**Exercise description:**
Copy every line of the records below that holds the word "waarop".

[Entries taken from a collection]
########################################

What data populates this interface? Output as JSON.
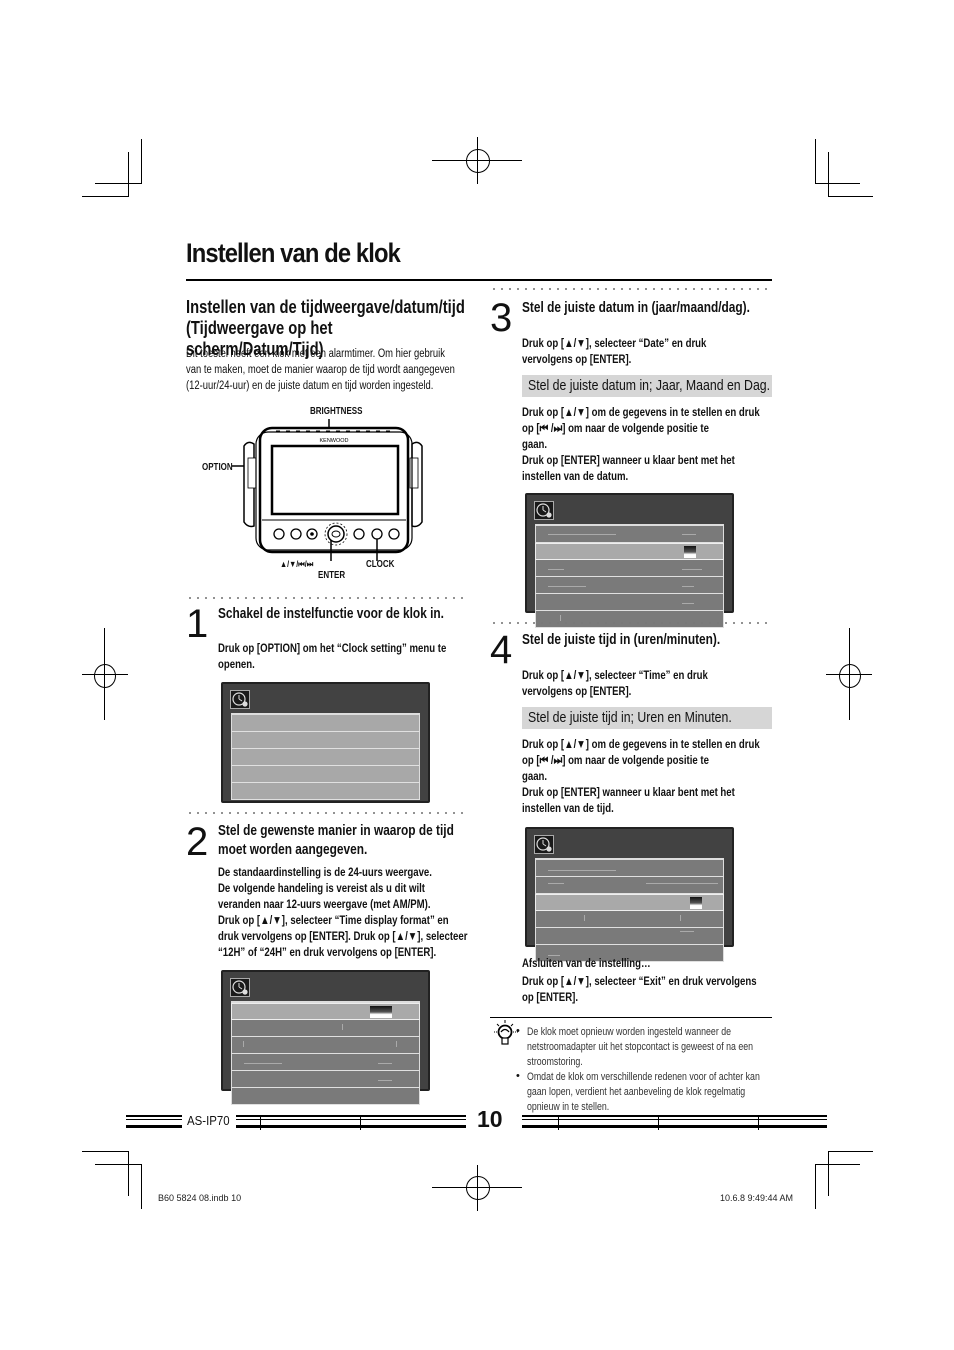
{
  "page": {
    "title": "Instellen van de klok",
    "section_title_line1": "Instellen van de tijdweergave/datum/tijd",
    "section_title_line2": "(Tijdweergave op het scherm/Datum/Tijd)",
    "intro_line1": "Dit toestel heeft een klok met een alarmtimer. Om hier gebruik",
    "intro_line2": "van te maken, moet de manier waarop de tijd wordt aangegeven",
    "intro_line3": "(12-uur/24-uur) en de juiste datum en tijd worden ingesteld."
  },
  "device": {
    "brand": "KENWOOD",
    "labels": {
      "brightness": "BRIGHTNESS",
      "option": "OPTION",
      "nav": "▲/▼/⏮/⏭",
      "enter": "ENTER",
      "clock": "CLOCK"
    }
  },
  "steps": [
    {
      "number": "1",
      "title": "Schakel de instelfunctie voor de klok in.",
      "body_lines": [
        "Druk op [OPTION] om het “Clock setting” menu te",
        "openen."
      ]
    },
    {
      "number": "2",
      "title_line1": "Stel de gewenste manier in waarop de tijd",
      "title_line2": "moet worden aangegeven.",
      "body_lines": [
        "De standaardinstelling is de 24-uurs weergave.",
        "De volgende handeling is vereist als u dit wilt",
        "veranden naar 12-uurs weergave (met AM/PM).",
        "Druk op [▲/▼], selecteer “Time display format” en",
        "druk vervolgens op [ENTER]. Druk op [▲/▼], selecteer",
        "“12H” of “24H” en druk vervolgens op [ENTER]."
      ]
    },
    {
      "number": "3",
      "title": "Stel de juiste datum in (jaar/maand/dag).",
      "body_lines": [
        "Druk op [▲/▼], selecteer “Date” en druk",
        "vervolgens op [ENTER]."
      ],
      "highlight": "Stel de juiste datum in; Jaar, Maand en Dag.",
      "detail_lines": [
        "Druk op [▲/▼] om de gegevens in te stellen en druk",
        "op [⏮ /⏭] om naar de volgende positie te",
        "gaan.",
        "Druk op [ENTER] wanneer u klaar bent met het",
        "instellen van de datum."
      ]
    },
    {
      "number": "4",
      "title": "Stel de juiste tijd in (uren/minuten).",
      "body_lines": [
        "Druk op [▲/▼], selecteer “Time” en druk",
        "vervolgens op [ENTER]."
      ],
      "highlight": "Stel de juiste tijd in; Uren en Minuten.",
      "detail_lines": [
        "Druk op [▲/▼] om de gegevens in te stellen en druk",
        "op [⏮ /⏭] om naar de volgende positie te",
        "gaan.",
        "Druk op [ENTER] wanneer u klaar bent met het",
        "instellen van de tijd."
      ]
    }
  ],
  "exit": {
    "heading": "Afsluiten van de instelling…",
    "line1": "Druk op [▲/▼], selecteer “Exit” en druk vervolgens",
    "line2": "op [ENTER]."
  },
  "tips": [
    {
      "lines": [
        "De klok moet opnieuw worden ingesteld wanneer de",
        "netstroomadapter uit het stopcontact is geweest of na een",
        "stroomstoring."
      ]
    },
    {
      "lines": [
        "Omdat de klok om verschillende redenen voor of achter kan",
        "gaan lopen, verdient het aanbeveling de klok regelmatig",
        "opnieuw in te stellen."
      ]
    }
  ],
  "footer": {
    "model": "AS-IP70",
    "page_number": "10",
    "file_info": "B60 5824 08.indb   10",
    "timestamp": "10.6.8   9:49:44 AM"
  }
}
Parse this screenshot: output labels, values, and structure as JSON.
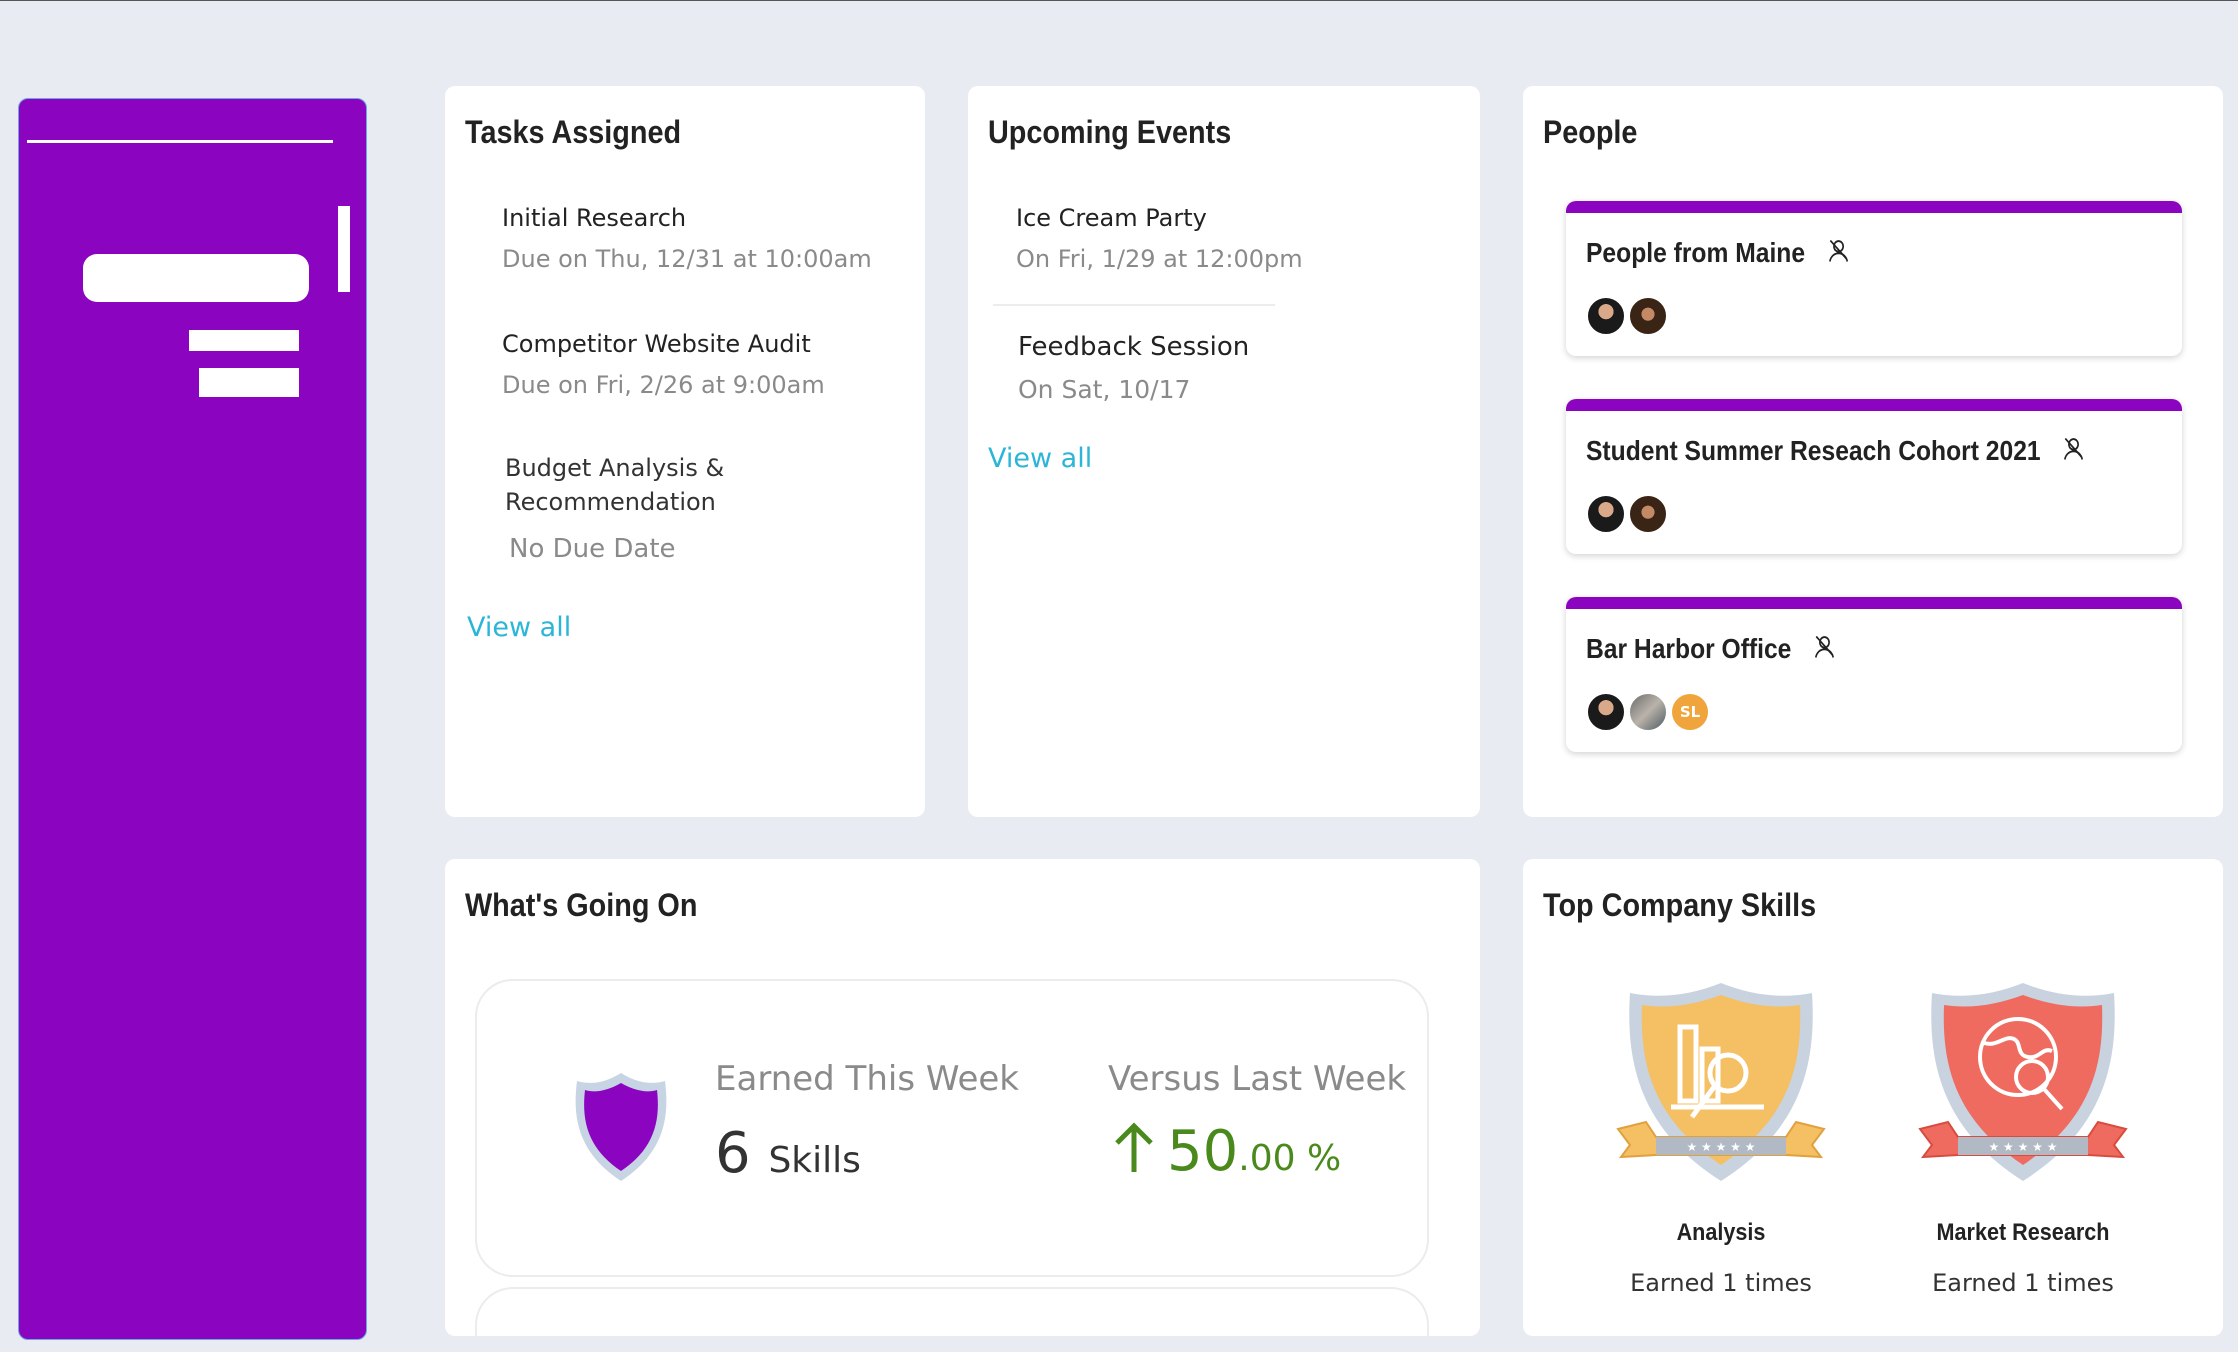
{
  "tasks": {
    "title": "Tasks Assigned",
    "items": [
      {
        "name": "Initial Research",
        "due": "Due on Thu, 12/31 at 10:00am"
      },
      {
        "name": "Competitor Website Audit",
        "due": "Due on Fri, 2/26 at 9:00am"
      },
      {
        "name_line1": "Budget Analysis &",
        "name_line2": "Recommendation",
        "due": "No Due Date"
      }
    ],
    "view_all": "View all"
  },
  "events": {
    "title": "Upcoming Events",
    "items": [
      {
        "name": "Ice Cream Party",
        "when": "On Fri, 1/29 at 12:00pm"
      },
      {
        "name": "Feedback Session",
        "when": "On Sat, 10/17"
      }
    ],
    "view_all": "View all"
  },
  "people": {
    "title": "People",
    "groups": [
      {
        "name": "People from Maine"
      },
      {
        "name": "Student Summer Reseach Cohort 2021"
      },
      {
        "name": "Bar Harbor Office",
        "initials": "SL"
      }
    ]
  },
  "whats_going_on": {
    "title": "What's Going On",
    "earned_label": "Earned This Week",
    "earned_value": "6",
    "earned_unit": "Skills",
    "versus_label": "Versus Last Week",
    "versus_value": "50",
    "versus_decimal": ".00 %"
  },
  "skills": {
    "title": "Top Company Skills",
    "items": [
      {
        "name": "Analysis",
        "earned": "Earned 1 times",
        "color": "#f5bf63"
      },
      {
        "name": "Market Research",
        "earned": "Earned 1 times",
        "color": "#ef6b5f"
      }
    ]
  },
  "colors": {
    "accent": "#8b05c0",
    "link": "#2bb5d6",
    "positive": "#4a8a1c"
  }
}
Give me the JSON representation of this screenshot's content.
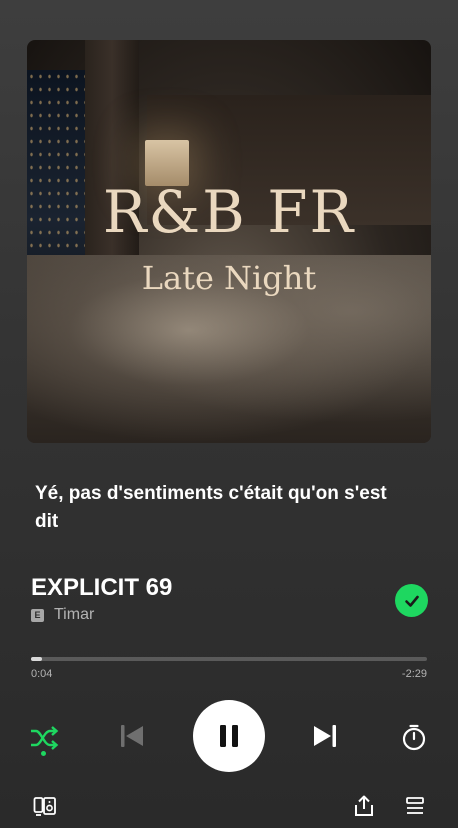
{
  "album_art": {
    "title_line1": "R&B FR",
    "title_line2": "Late Night"
  },
  "lyric": "Yé, pas d'sentiments c'était qu'on s'est dit",
  "track": {
    "title": "EXPLICIT 69",
    "explicit_badge": "E",
    "artist": "Timar",
    "liked": true
  },
  "playback": {
    "elapsed": "0:04",
    "remaining": "-2:29",
    "progress": 0.027,
    "state": "playing",
    "shuffle": true
  },
  "colors": {
    "accent": "#1ed760",
    "background": "#333333",
    "secondary_text": "#b3b3b3"
  },
  "icons": {
    "shuffle": "shuffle-icon",
    "previous": "skip-previous-icon",
    "pause": "pause-icon",
    "next": "skip-next-icon",
    "timer": "sleep-timer-icon",
    "devices": "connect-device-icon",
    "share": "share-icon",
    "queue": "queue-icon",
    "liked": "check-icon"
  }
}
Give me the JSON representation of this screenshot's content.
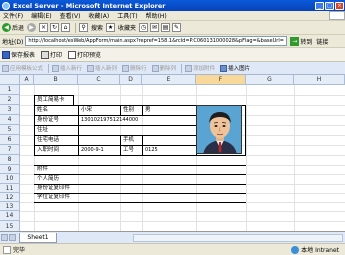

########################################

**The output:**
    "intro_line2": "van te maken, moet de manier waarop de tijd wordt aangegeven",
      "title_line1": "Stel de gewenste manier in waarop de tijd",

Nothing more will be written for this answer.